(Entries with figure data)
============
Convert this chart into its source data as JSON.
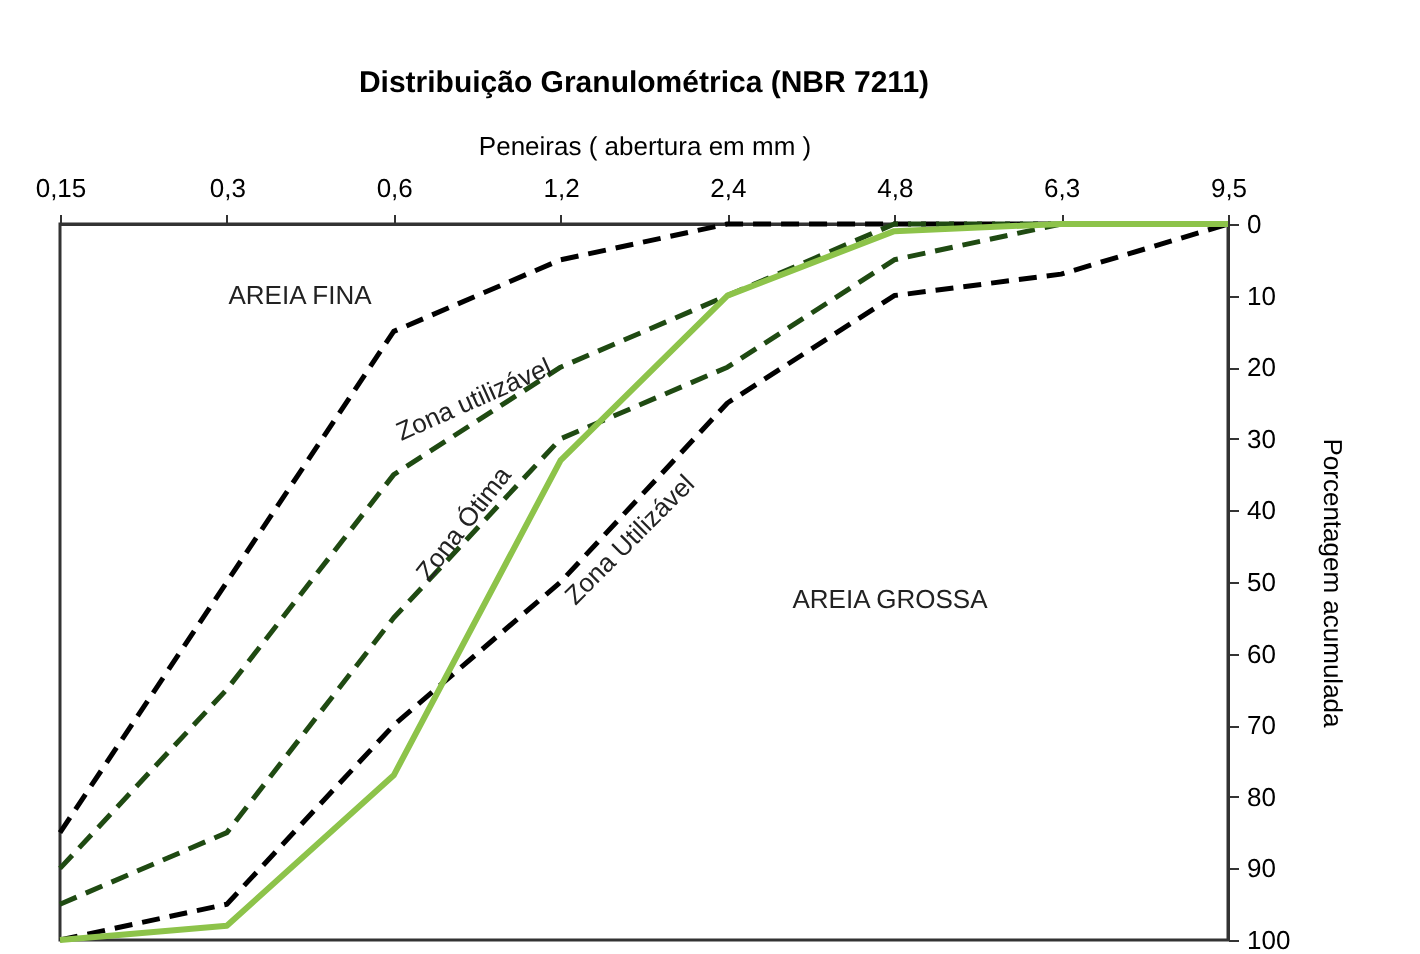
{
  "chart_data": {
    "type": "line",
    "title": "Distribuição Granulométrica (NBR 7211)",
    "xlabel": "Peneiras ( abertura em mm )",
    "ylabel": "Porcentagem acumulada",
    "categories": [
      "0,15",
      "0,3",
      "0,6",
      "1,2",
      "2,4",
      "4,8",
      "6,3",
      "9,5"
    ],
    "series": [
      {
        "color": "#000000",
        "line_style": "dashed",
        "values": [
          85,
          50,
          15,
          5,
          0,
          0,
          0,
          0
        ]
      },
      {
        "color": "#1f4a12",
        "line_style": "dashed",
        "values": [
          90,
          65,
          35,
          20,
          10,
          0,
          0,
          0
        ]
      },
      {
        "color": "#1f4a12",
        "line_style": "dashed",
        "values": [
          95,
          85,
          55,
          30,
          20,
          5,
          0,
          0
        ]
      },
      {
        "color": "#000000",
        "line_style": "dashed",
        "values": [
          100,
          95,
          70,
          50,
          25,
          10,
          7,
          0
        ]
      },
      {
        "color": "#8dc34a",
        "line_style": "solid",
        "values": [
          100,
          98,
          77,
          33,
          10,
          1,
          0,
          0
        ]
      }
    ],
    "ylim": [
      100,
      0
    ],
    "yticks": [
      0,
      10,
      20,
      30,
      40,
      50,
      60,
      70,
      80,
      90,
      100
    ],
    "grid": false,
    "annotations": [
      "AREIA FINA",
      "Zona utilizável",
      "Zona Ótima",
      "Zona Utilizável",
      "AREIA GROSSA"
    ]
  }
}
============
## Exercise objective:
Transcribe the entries above verbatim, omitting their pictures.

## Answer to this task:
Convert this chart into its source data as JSON.
{
  "chart_data": {
    "type": "line",
    "title": "Distribuição Granulométrica (NBR 7211)",
    "xlabel": "Peneiras ( abertura em mm )",
    "ylabel": "Porcentagem acumulada",
    "categories": [
      "0,15",
      "0,3",
      "0,6",
      "1,2",
      "2,4",
      "4,8",
      "6,3",
      "9,5"
    ],
    "series": [
      {
        "color": "#000000",
        "line_style": "dashed",
        "values": [
          85,
          50,
          15,
          5,
          0,
          0,
          0,
          0
        ]
      },
      {
        "color": "#1f4a12",
        "line_style": "dashed",
        "values": [
          90,
          65,
          35,
          20,
          10,
          0,
          0,
          0
        ]
      },
      {
        "color": "#1f4a12",
        "line_style": "dashed",
        "values": [
          95,
          85,
          55,
          30,
          20,
          5,
          0,
          0
        ]
      },
      {
        "color": "#000000",
        "line_style": "dashed",
        "values": [
          100,
          95,
          70,
          50,
          25,
          10,
          7,
          0
        ]
      },
      {
        "color": "#8dc34a",
        "line_style": "solid",
        "values": [
          100,
          98,
          77,
          33,
          10,
          1,
          0,
          0
        ]
      }
    ],
    "ylim": [
      100,
      0
    ],
    "yticks": [
      0,
      10,
      20,
      30,
      40,
      50,
      60,
      70,
      80,
      90,
      100
    ],
    "grid": false,
    "annotations": [
      "AREIA FINA",
      "Zona utilizável",
      "Zona Ótima",
      "Zona Utilizável",
      "AREIA GROSSA"
    ]
  }
}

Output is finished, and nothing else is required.